◆ **Task requirements**
Go through the listing and pick out each line with the word "Порядком" in it.

+ + + + + + +

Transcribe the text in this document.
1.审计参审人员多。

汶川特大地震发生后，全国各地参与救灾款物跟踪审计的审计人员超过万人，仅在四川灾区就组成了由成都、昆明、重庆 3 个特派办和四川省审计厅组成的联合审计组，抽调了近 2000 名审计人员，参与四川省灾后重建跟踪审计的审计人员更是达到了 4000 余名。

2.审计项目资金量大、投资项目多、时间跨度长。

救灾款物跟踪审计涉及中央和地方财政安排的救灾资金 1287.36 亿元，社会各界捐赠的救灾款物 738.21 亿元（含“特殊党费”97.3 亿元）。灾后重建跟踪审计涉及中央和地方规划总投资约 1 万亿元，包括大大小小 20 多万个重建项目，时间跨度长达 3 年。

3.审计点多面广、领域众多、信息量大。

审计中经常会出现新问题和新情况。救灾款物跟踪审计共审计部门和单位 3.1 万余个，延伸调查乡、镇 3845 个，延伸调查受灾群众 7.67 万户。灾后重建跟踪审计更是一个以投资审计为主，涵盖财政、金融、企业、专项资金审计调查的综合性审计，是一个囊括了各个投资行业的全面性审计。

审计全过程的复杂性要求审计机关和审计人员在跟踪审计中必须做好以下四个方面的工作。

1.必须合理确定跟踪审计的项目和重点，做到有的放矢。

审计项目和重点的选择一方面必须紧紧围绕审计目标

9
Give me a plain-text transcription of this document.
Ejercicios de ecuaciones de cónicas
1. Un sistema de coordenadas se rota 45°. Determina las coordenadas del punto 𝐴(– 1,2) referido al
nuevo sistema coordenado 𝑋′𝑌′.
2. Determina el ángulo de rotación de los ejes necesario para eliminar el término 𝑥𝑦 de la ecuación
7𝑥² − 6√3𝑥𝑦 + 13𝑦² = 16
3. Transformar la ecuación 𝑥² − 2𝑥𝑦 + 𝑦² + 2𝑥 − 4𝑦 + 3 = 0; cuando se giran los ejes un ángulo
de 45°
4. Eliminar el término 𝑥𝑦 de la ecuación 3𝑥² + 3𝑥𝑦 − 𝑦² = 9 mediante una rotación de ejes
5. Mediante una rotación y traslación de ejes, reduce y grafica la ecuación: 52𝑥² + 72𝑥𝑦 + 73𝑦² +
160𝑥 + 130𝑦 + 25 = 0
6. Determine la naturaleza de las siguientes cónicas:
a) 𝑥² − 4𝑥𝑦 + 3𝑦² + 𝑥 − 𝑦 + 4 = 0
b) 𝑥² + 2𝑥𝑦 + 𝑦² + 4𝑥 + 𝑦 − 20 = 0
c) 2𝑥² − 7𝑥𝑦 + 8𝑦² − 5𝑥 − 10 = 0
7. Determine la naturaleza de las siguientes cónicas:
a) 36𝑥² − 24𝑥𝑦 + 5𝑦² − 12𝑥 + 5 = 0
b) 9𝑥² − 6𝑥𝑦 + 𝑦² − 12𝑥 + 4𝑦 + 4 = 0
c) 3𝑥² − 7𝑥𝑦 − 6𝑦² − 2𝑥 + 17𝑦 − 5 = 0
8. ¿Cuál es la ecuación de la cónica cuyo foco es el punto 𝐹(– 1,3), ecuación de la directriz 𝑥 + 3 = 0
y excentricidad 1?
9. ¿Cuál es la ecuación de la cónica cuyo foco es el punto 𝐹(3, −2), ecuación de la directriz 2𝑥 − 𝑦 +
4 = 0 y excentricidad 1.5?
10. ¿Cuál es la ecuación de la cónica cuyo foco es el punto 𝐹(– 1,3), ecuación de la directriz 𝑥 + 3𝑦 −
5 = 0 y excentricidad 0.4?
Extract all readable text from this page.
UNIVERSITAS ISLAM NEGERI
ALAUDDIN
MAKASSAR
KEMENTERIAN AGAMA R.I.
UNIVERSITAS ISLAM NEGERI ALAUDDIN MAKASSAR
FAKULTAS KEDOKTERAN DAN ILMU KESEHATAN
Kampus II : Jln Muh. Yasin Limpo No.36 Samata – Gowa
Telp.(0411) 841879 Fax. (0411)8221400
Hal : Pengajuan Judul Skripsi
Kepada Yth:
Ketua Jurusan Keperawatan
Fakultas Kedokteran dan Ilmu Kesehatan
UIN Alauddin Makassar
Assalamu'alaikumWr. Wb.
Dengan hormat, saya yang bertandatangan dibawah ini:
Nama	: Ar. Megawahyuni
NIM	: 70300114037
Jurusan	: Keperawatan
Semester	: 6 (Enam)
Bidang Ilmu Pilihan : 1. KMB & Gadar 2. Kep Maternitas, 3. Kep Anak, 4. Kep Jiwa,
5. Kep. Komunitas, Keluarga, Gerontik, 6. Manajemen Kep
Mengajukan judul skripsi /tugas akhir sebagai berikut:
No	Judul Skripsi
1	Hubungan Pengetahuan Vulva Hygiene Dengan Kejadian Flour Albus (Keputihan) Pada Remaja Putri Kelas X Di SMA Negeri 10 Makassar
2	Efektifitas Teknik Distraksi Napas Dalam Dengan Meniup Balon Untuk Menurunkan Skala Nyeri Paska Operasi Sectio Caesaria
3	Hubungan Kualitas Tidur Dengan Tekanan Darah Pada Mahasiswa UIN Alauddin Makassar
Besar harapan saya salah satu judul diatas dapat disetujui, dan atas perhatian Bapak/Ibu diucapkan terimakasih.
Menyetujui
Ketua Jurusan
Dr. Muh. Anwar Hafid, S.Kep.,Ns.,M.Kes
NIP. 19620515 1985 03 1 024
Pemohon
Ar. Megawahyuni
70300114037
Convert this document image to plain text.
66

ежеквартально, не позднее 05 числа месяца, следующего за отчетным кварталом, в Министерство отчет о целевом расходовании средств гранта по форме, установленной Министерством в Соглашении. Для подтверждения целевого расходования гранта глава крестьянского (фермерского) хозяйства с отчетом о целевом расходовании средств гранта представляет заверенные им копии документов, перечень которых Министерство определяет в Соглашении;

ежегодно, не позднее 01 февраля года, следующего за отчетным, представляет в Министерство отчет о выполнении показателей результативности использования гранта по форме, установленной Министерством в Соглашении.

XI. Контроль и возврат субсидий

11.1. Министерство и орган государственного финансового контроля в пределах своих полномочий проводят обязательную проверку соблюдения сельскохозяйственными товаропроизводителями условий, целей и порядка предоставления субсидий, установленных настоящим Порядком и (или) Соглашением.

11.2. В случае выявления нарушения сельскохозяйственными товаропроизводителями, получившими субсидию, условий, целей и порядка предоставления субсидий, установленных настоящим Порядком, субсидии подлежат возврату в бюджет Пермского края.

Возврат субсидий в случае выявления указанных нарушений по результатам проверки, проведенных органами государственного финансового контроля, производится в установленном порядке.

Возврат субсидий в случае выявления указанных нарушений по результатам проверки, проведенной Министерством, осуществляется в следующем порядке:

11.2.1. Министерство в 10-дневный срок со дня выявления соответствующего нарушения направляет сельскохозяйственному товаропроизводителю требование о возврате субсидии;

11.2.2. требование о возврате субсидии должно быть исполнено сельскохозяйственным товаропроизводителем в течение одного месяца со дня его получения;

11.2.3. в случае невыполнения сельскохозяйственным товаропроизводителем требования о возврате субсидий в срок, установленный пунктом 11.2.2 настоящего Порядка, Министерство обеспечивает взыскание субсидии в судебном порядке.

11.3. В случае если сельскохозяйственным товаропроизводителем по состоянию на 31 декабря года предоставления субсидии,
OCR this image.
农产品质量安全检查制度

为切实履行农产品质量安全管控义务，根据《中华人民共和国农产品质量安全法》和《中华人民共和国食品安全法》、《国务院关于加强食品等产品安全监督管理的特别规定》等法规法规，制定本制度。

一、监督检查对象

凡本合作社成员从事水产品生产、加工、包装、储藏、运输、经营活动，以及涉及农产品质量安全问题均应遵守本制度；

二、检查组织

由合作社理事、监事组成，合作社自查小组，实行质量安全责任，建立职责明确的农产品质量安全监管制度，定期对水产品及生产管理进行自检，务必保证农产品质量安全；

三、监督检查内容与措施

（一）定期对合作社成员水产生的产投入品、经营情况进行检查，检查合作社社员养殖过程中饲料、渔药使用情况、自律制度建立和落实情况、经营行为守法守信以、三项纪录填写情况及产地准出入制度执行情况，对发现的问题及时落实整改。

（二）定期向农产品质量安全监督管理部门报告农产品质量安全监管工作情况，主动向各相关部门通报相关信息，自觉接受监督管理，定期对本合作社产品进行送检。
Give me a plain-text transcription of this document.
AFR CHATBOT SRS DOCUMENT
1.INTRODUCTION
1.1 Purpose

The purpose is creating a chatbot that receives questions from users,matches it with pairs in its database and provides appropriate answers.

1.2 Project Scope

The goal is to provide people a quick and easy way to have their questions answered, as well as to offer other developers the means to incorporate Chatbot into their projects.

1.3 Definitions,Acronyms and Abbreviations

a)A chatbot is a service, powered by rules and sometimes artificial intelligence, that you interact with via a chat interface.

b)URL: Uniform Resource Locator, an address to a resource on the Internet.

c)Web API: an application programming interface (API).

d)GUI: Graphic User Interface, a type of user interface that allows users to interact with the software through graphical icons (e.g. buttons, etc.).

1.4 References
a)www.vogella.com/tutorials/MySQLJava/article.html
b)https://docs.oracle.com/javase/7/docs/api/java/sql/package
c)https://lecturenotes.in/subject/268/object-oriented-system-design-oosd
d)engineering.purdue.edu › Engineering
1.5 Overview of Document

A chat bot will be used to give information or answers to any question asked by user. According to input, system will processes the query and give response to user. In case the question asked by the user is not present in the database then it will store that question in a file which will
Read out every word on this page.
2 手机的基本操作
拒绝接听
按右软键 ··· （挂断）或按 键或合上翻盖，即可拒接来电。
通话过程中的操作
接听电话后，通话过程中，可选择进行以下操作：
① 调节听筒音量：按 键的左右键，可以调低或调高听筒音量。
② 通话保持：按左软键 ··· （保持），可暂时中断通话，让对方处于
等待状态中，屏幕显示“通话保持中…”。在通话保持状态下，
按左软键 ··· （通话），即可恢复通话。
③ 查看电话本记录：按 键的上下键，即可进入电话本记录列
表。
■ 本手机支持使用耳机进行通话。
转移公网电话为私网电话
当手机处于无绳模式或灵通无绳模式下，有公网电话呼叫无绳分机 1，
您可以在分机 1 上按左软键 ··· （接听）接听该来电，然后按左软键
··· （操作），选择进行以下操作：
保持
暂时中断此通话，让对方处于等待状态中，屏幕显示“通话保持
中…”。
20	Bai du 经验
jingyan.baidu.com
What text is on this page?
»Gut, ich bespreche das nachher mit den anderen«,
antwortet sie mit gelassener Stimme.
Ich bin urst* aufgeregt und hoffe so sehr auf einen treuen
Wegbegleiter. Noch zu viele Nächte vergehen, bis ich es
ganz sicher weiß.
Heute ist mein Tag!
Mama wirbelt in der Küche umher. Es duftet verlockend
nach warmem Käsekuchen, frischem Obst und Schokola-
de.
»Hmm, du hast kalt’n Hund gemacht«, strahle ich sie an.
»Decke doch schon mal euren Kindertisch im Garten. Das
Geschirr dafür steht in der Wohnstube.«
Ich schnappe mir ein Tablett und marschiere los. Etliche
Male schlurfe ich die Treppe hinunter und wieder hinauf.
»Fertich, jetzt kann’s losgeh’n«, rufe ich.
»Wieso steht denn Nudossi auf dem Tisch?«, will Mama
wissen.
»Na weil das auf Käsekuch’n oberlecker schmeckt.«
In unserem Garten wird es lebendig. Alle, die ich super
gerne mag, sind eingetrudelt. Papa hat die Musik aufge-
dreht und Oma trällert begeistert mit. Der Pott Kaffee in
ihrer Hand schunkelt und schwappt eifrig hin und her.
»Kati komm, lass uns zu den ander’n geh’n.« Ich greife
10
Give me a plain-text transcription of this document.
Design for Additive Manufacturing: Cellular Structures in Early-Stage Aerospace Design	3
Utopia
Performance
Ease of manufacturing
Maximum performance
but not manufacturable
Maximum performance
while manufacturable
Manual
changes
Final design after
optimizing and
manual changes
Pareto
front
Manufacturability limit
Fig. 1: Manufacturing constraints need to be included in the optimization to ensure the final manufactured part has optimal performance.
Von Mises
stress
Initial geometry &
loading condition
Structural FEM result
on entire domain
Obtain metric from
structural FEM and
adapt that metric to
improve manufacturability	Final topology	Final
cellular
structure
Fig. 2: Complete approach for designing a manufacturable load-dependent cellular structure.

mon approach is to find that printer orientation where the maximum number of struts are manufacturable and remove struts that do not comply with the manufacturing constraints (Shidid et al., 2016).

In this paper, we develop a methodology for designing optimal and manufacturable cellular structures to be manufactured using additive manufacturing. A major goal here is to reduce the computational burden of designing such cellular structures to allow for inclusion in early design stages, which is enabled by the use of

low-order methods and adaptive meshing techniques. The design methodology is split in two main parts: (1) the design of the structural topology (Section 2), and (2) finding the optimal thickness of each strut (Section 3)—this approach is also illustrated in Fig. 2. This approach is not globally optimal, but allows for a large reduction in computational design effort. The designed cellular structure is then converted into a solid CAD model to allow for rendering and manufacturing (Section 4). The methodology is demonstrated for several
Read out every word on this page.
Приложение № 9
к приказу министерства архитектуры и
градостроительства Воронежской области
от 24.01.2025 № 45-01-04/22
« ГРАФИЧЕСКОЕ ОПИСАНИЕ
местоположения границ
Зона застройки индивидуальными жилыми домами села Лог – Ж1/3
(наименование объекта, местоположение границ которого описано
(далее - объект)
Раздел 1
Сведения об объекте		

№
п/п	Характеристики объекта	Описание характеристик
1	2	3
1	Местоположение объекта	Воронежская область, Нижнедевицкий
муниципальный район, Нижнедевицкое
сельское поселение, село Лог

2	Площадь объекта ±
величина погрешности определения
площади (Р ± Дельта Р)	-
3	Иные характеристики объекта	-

+ + + + + + +

◆ **Task result**
11.1. Министерство и орган государственного финансового контроля в пределах своих полномочий проводят обязательную проверку соблюдения сельскохозяйственными товаропроизводителями условий, целей и порядка предоставления субсидий, установленных настоящим Порядком и (или) Соглашением.
11.2. В случае выявления нарушения сельскохозяйственными товаропроизводителями, получившими субсидию, условий, целей и порядка предоставления субсидий, установленных настоящим Порядком, субсидии подлежат возврату в бюджет Пермского края.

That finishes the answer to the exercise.